> _DIRECTIVE 1_:
Translate into German the following sentence from the excerpt on publicly traded partnership interests: "Section 1446(f) provides withholding and reporting rules applicable to the transfer of partnership interests described in section 864(c)(8)."
> _DIRECTIVE 2_:
Summarize the excerpt on publicly traded partnership interests in two sentences.
> _DIRECTIVE 3_:
Quote the excerpt on publicly traded partnership interests verbatim, reproducing everything from "Legislative history" down to "in section 864(c)(8).".

> _TEXT EXTRACT_:
start
In this blog, we summarise how the final regulations and the planned changes to the Qualified Intermediary (QI) agreement affect non-US banks that hold publicly traded partnership (PTP) interests in custody for their clients. We also outline why acting as a Nonqualified Intermediary (NQI) with respect to PTP interests, which is a common practice amongst various Swiss and Liechtenstein banks, may no longer be a feasible approach as of 1 January 2022.

Legislative history

Sections 864(c)(8) and 1446(f) were added to the IRC in 2017 as part of the Tax Cuts and Jobs Act. Section 864(c)(8) provides rules for determining the amount of gain or loss that is treated as effectively connected with a US trade or business when a non-US person sells an interest in a partnership that is engaged in a US trade or business. Section 1446(f) provides withholding and reporting rules applicable to the transfer of partnership interests described in section 864(c)(8).

The IRS issued notices in 2017 and 2018 suspending the application of the rules for PTP interests and provided guidance for withholding on transfers of non-PTP interests.
end
> _DATA_:
start
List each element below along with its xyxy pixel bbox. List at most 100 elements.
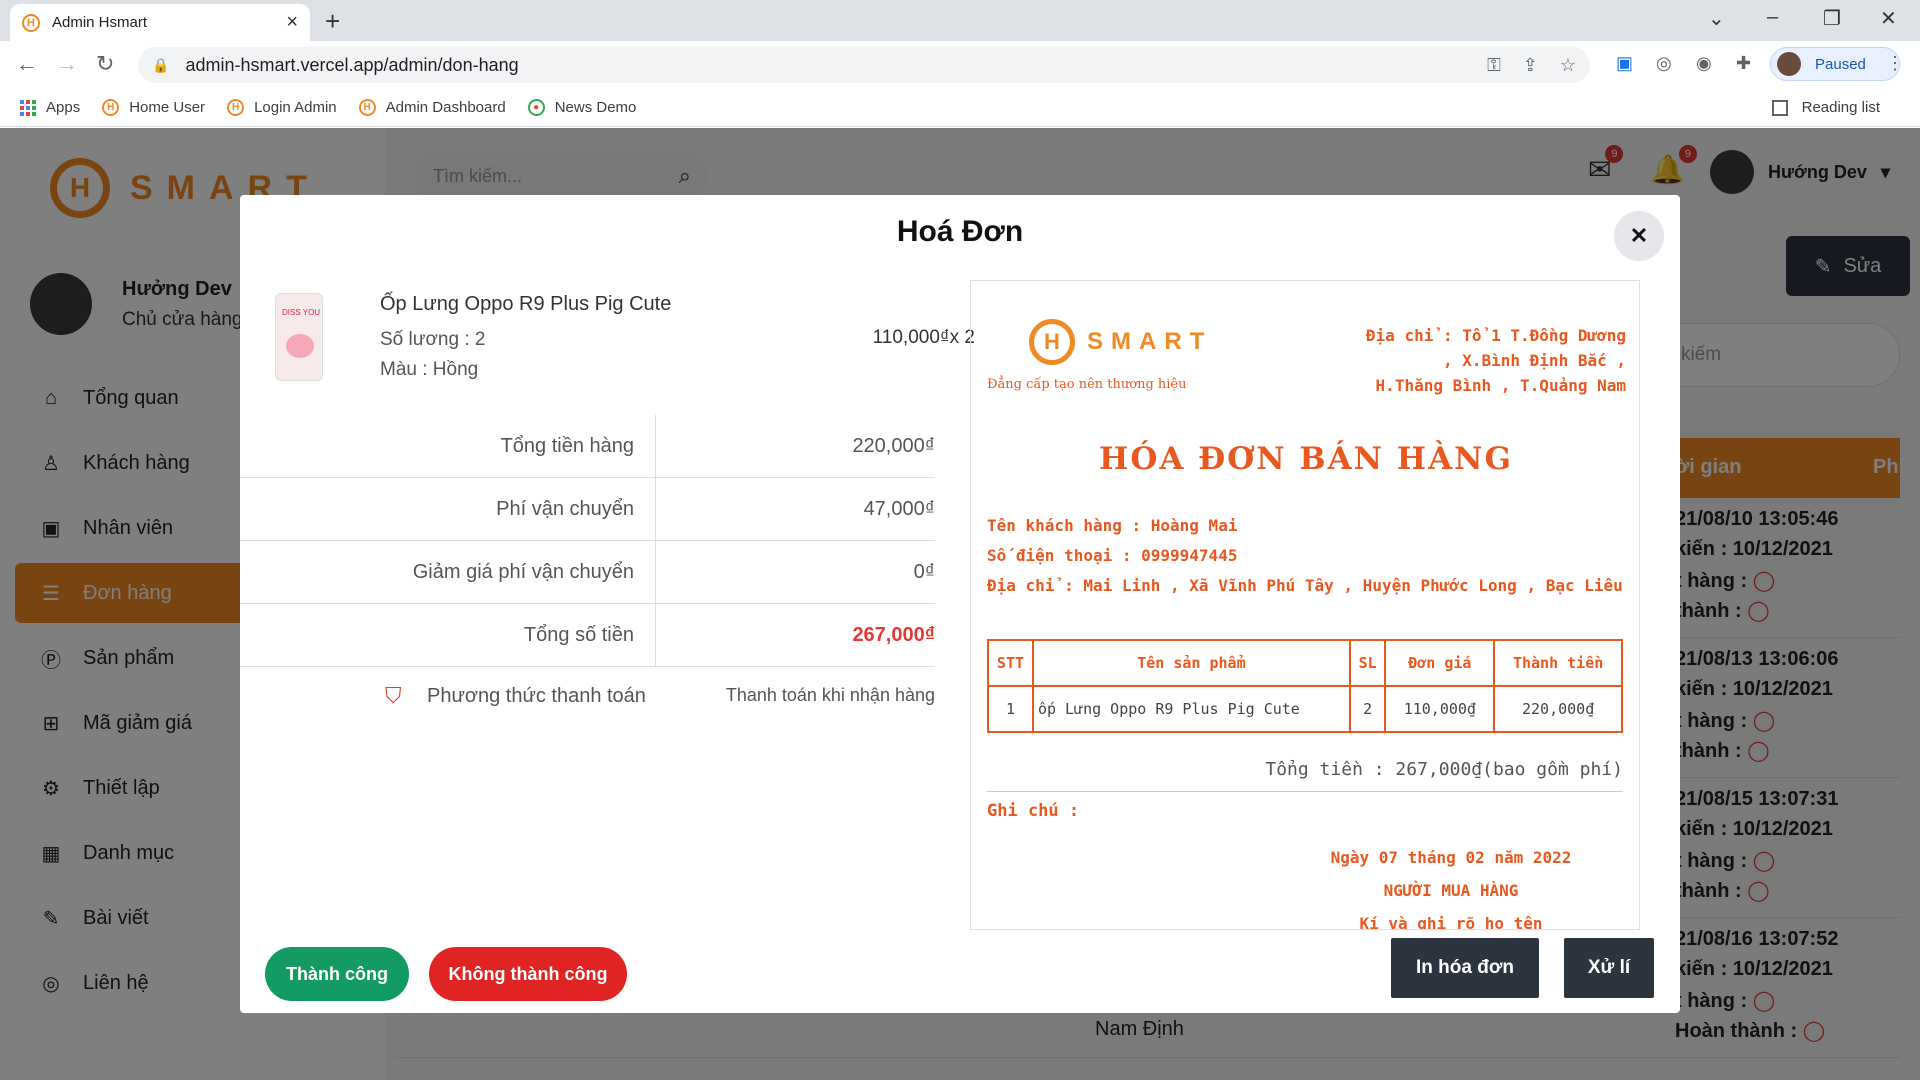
end
> _EXPECTED ANSWER 1_:
Section 1446(f) sieht Einbehaltungs- und Meldevorschriften vor, die für die Übertragung der in Section 864(c)(8) beschriebenen Partnerschaftsanteile gelten.

> _EXPECTED ANSWER 2_:
The blog summarizes how the final regulations and planned changes to the Qualified Intermediary agreement affect non-US banks holding publicly traded partnership interests in custody for their clients, and explains why acting as a Nonqualified Intermediary for such interests may no longer be feasible as of 1 January 2022. It notes that sections 864(c)(8) and 1446(f), added to the IRC in 2017 by the Tax Cuts and Jobs Act, govern the gain or loss on sales of such partnership interests by non-US persons and the related withholding and reporting, and that IRS notices in 2017 and 2018 suspended these rules for PTP interests.

> _EXPECTED ANSWER 3_:
Legislative history

Sections 864(c)(8) and 1446(f) were added to the IRC in 2017 as part of the Tax Cuts and Jobs Act. Section 864(c)(8) provides rules for determining the amount of gain or loss that is treated as effectively connected with a US trade or business when a non-US person sells an interest in a partnership that is engaged in a US trade or business. Section 1446(f) provides withholding and reporting rules applicable to the transfer of partnership interests described in section 864(c)(8).